[Start]

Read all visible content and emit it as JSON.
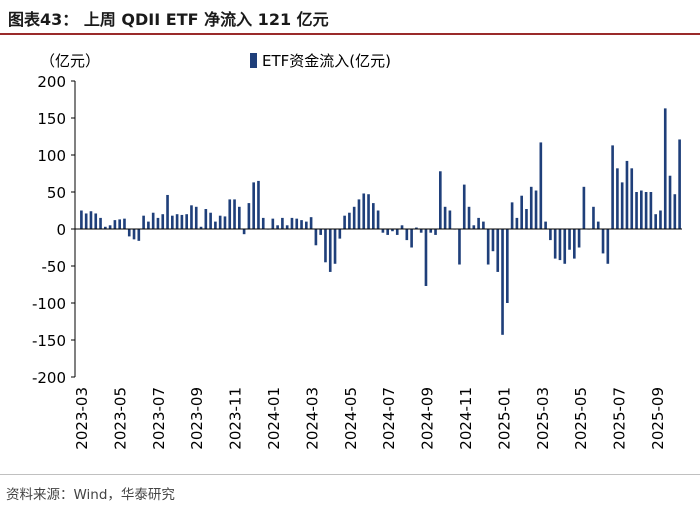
{
  "header": {
    "title": "图表43：  上周 QDII ETF 净流入 121 亿元"
  },
  "footer": {
    "source": "资料来源：Wind，华泰研究"
  },
  "chart_data": {
    "type": "bar",
    "title": "上周 QDII ETF 净流入 121 亿元",
    "ylabel": "（亿元）",
    "xlabel": "",
    "legend": "ETF资金流入(亿元)",
    "legend_position": "top-center",
    "ylim": [
      -200,
      200
    ],
    "yticks": [
      "200",
      "150",
      "100",
      "50",
      "0",
      "-50",
      "-100",
      "-150",
      "-200"
    ],
    "x_tick_labels": [
      "2023-03",
      "2023-05",
      "2023-07",
      "2023-09",
      "2023-11",
      "2024-01",
      "2024-03",
      "2024-05",
      "2024-07",
      "2024-09",
      "2024-11",
      "2025-01",
      "2025-03",
      "2025-05",
      "2025-07",
      "2025-09"
    ],
    "series_color": "#1f3f7a",
    "series": [
      {
        "name": "ETF资金流入(亿元)",
        "values": [
          25,
          21,
          24,
          21,
          15,
          3,
          5,
          12,
          13,
          14,
          -10,
          -14,
          -16,
          18,
          10,
          22,
          15,
          20,
          46,
          18,
          20,
          19,
          20,
          32,
          30,
          3,
          27,
          22,
          10,
          18,
          17,
          40,
          40,
          30,
          -7,
          35,
          63,
          65,
          15,
          0,
          14,
          5,
          15,
          5,
          15,
          14,
          12,
          10,
          16,
          -22,
          -8,
          -45,
          -58,
          -47,
          -13,
          18,
          22,
          30,
          40,
          48,
          47,
          35,
          25,
          -5,
          -8,
          -3,
          -8,
          5,
          -15,
          -25,
          2,
          -5,
          -77,
          -5,
          -8,
          78,
          30,
          25,
          0,
          -48,
          60,
          30,
          5,
          15,
          10,
          -48,
          -30,
          -58,
          -143,
          -100,
          36,
          15,
          45,
          27,
          57,
          52,
          117,
          10,
          -15,
          -40,
          -42,
          -47,
          -28,
          -40,
          -25,
          57,
          0,
          30,
          10,
          -33,
          -47,
          113,
          82,
          63,
          92,
          82,
          50,
          52,
          50,
          50,
          20,
          25,
          163,
          72,
          47,
          121
        ]
      }
    ]
  }
}
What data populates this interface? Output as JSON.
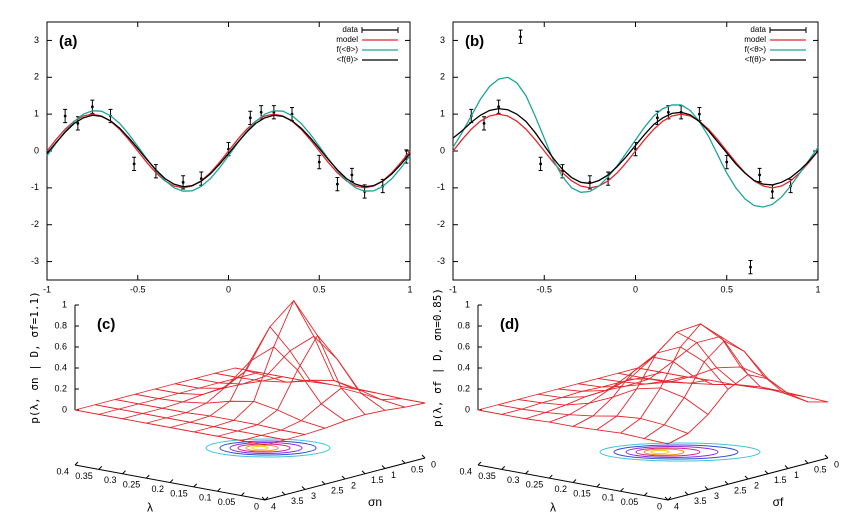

[End]

◆ EXERCISE DETAILS: Will you restate every entry word for word and omit the images?

◆ EXPECTED ANSWER:
Read all visible content and emit it as JSON.
{
  "header": {
    "title": "图表43：  上周 QDII ETF 净流入 121 亿元"
  },
  "footer": {
    "source": "资料来源：Wind，华泰研究"
  },
  "chart_data": {
    "type": "bar",
    "title": "上周 QDII ETF 净流入 121 亿元",
    "ylabel": "（亿元）",
    "xlabel": "",
    "legend": "ETF资金流入(亿元)",
    "legend_position": "top-center",
    "ylim": [
      -200,
      200
    ],
    "yticks": [
      "200",
      "150",
      "100",
      "50",
      "0",
      "-50",
      "-100",
      "-150",
      "-200"
    ],
    "x_tick_labels": [
      "2023-03",
      "2023-05",
      "2023-07",
      "2023-09",
      "2023-11",
      "2024-01",
      "2024-03",
      "2024-05",
      "2024-07",
      "2024-09",
      "2024-11",
      "2025-01",
      "2025-03",
      "2025-05",
      "2025-07",
      "2025-09"
    ],
    "series_color": "#1f3f7a",
    "series": [
      {
        "name": "ETF资金流入(亿元)",
        "values": [
          25,
          21,
          24,
          21,
          15,
          3,
          5,
          12,
          13,
          14,
          -10,
          -14,
          -16,
          18,
          10,
          22,
          15,
          20,
          46,
          18,
          20,
          19,
          20,
          32,
          30,
          3,
          27,
          22,
          10,
          18,
          17,
          40,
          40,
          30,
          -7,
          35,
          63,
          65,
          15,
          0,
          14,
          5,
          15,
          5,
          15,
          14,
          12,
          10,
          16,
          -22,
          -8,
          -45,
          -58,
          -47,
          -13,
          18,
          22,
          30,
          40,
          48,
          47,
          35,
          25,
          -5,
          -8,
          -3,
          -8,
          5,
          -15,
          -25,
          2,
          -5,
          -77,
          -5,
          -8,
          78,
          30,
          25,
          0,
          -48,
          60,
          30,
          5,
          15,
          10,
          -48,
          -30,
          -58,
          -143,
          -100,
          36,
          15,
          45,
          27,
          57,
          52,
          117,
          10,
          -15,
          -40,
          -42,
          -47,
          -28,
          -40,
          -25,
          57,
          0,
          30,
          10,
          -33,
          -47,
          113,
          82,
          63,
          92,
          82,
          50,
          52,
          50,
          50,
          20,
          25,
          163,
          72,
          47,
          121
        ]
      }
    ]
  }
}
What data populates this interface? Output as JSON.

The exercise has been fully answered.